Go through the listing and set it down exactly, leaving out its pictures.

* start *

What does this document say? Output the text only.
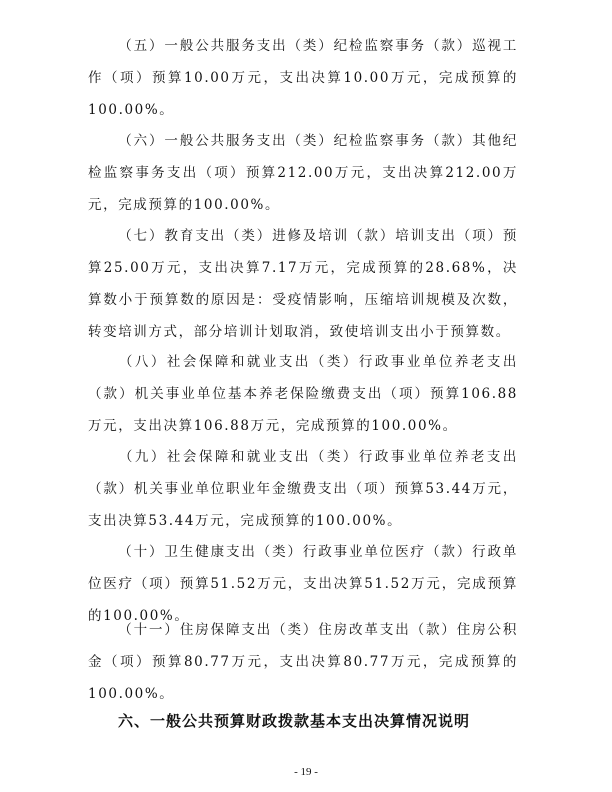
（五）一般公共服务支出（类）纪检监察事务（款）巡视工作（项）预算10.00万元，支出决算10.00万元，完成预算的100.00%。

（六）一般公共服务支出（类）纪检监察事务（款）其他纪检监察事务支出（项）预算212.00万元，支出决算212.00万元，完成预算的100.00%。

（七）教育支出（类）进修及培训（款）培训支出（项）预算25.00万元，支出决算7.17万元，完成预算的28.68%，决算数小于预算数的原因是：受疫情影响，压缩培训规模及次数，转变培训方式，部分培训计划取消，致使培训支出小于预算数。

（八）社会保障和就业支出（类）行政事业单位养老支出（款）机关事业单位基本养老保险缴费支出（项）预算106.88万元，支出决算106.88万元，完成预算的100.00%。

（九）社会保障和就业支出（类）行政事业单位养老支出（款）机关事业单位职业年金缴费支出（项）预算53.44万元，支出决算53.44万元，完成预算的100.00%。

（十）卫生健康支出（类）行政事业单位医疗（款）行政单位医疗（项）预算51.52万元，支出决算51.52万元，完成预算的100.00%。

（十一）住房保障支出（类）住房改革支出（款）住房公积金（项）预算80.77万元，支出决算80.77万元，完成预算的100.00%。

六、一般公共预算财政拨款基本支出决算情况说明
- 19 -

* end *

Written solution =
What does this document say? Output the text only.
（五）一般公共服务支出（类）纪检监察事务（款）巡视工作（项）预算10.00万元，支出决算10.00万元，完成预算的100.00%。

（六）一般公共服务支出（类）纪检监察事务（款）其他纪检监察事务支出（项）预算212.00万元，支出决算212.00万元，完成预算的100.00%。

（七）教育支出（类）进修及培训（款）培训支出（项）预算25.00万元，支出决算7.17万元，完成预算的28.68%，决算数小于预算数的原因是：受疫情影响，压缩培训规模及次数，转变培训方式，部分培训计划取消，致使培训支出小于预算数。

（八）社会保障和就业支出（类）行政事业单位养老支出（款）机关事业单位基本养老保险缴费支出（项）预算106.88万元，支出决算106.88万元，完成预算的100.00%。

（九）社会保障和就业支出（类）行政事业单位养老支出（款）机关事业单位职业年金缴费支出（项）预算53.44万元，支出决算53.44万元，完成预算的100.00%。

（十）卫生健康支出（类）行政事业单位医疗（款）行政单位医疗（项）预算51.52万元，支出决算51.52万元，完成预算的100.00%。

（十一）住房保障支出（类）住房改革支出（款）住房公积金（项）预算80.77万元，支出决算80.77万元，完成预算的100.00%。

六、一般公共预算财政拨款基本支出决算情况说明
- 19 -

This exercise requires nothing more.